Dataset records:
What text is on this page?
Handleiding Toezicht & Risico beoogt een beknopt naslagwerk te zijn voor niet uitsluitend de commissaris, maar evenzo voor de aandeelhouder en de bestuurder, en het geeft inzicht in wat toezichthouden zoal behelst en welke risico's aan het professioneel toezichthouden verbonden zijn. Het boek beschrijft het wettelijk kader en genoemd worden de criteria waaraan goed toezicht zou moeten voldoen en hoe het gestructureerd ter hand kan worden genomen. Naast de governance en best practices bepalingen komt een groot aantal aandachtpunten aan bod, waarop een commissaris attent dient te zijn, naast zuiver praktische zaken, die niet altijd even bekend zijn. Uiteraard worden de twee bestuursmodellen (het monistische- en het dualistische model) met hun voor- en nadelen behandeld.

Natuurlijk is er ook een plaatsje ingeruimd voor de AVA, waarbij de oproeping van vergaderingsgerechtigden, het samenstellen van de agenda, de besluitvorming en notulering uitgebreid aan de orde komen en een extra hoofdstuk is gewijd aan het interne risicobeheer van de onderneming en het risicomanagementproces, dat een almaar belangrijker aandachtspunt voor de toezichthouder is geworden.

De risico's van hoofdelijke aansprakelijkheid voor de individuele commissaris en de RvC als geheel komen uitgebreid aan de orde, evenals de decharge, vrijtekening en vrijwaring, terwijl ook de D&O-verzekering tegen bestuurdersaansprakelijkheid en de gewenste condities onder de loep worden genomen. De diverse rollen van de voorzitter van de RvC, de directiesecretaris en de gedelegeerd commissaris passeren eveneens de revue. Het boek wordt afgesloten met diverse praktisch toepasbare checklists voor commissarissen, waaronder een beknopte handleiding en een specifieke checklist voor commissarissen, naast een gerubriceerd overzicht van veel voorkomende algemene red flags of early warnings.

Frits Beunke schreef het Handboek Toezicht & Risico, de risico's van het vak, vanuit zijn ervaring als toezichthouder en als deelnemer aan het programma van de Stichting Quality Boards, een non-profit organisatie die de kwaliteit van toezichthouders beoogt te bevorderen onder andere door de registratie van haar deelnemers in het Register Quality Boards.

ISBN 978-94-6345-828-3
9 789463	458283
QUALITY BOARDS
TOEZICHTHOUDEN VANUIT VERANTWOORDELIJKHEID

What you will do: Retype each line of the data exactly as it reads.

Exercise output:
What text is on this page?
Handleiding Toezicht & Risico beoogt een beknopt naslagwerk te zijn voor niet uitsluitend de commissaris, maar evenzo voor de aandeelhouder en de bestuurder, en het geeft inzicht in wat toezichthouden zoal behelst en welke risico's aan het professioneel toezichthouden verbonden zijn. Het boek beschrijft het wettelijk kader en genoemd worden de criteria waaraan goed toezicht zou moeten voldoen en hoe het gestructureerd ter hand kan worden genomen. Naast de governance en best practices bepalingen komt een groot aantal aandachtpunten aan bod, waarop een commissaris attent dient te zijn, naast zuiver praktische zaken, die niet altijd even bekend zijn. Uiteraard worden de twee bestuursmodellen (het monistische- en het dualistische model) met hun voor- en nadelen behandeld.

Natuurlijk is er ook een plaatsje ingeruimd voor de AVA, waarbij de oproeping van vergaderingsgerechtigden, het samenstellen van de agenda, de besluitvorming en notulering uitgebreid aan de orde komen en een extra hoofdstuk is gewijd aan het interne risicobeheer van de onderneming en het risicomanagementproces, dat een almaar belangrijker aandachtspunt voor de toezichthouder is geworden.

De risico's van hoofdelijke aansprakelijkheid voor de individuele commissaris en de RvC als geheel komen uitgebreid aan de orde, evenals de decharge, vrijtekening en vrijwaring, terwijl ook de D&O-verzekering tegen bestuurdersaansprakelijkheid en de gewenste condities onder de loep worden genomen. De diverse rollen van de voorzitter van de RvC, de directiesecretaris en de gedelegeerd commissaris passeren eveneens de revue. Het boek wordt afgesloten met diverse praktisch toepasbare checklists voor commissarissen, waaronder een beknopte handleiding en een specifieke checklist voor commissarissen, naast een gerubriceerd overzicht van veel voorkomende algemene red flags of early warnings.

Frits Beunke schreef het Handboek Toezicht & Risico, de risico's van het vak, vanuit zijn ervaring als toezichthouder en als deelnemer aan het programma van de Stichting Quality Boards, een non-profit organisatie die de kwaliteit van toezichthouders beoogt te bevorderen onder andere door de registratie van haar deelnemers in het Register Quality Boards.

ISBN 978-94-6345-828-3
9 789463	458283
QUALITY BOARDS
TOEZICHTHOUDEN VANUIT VERANTWOORDELIJKHEID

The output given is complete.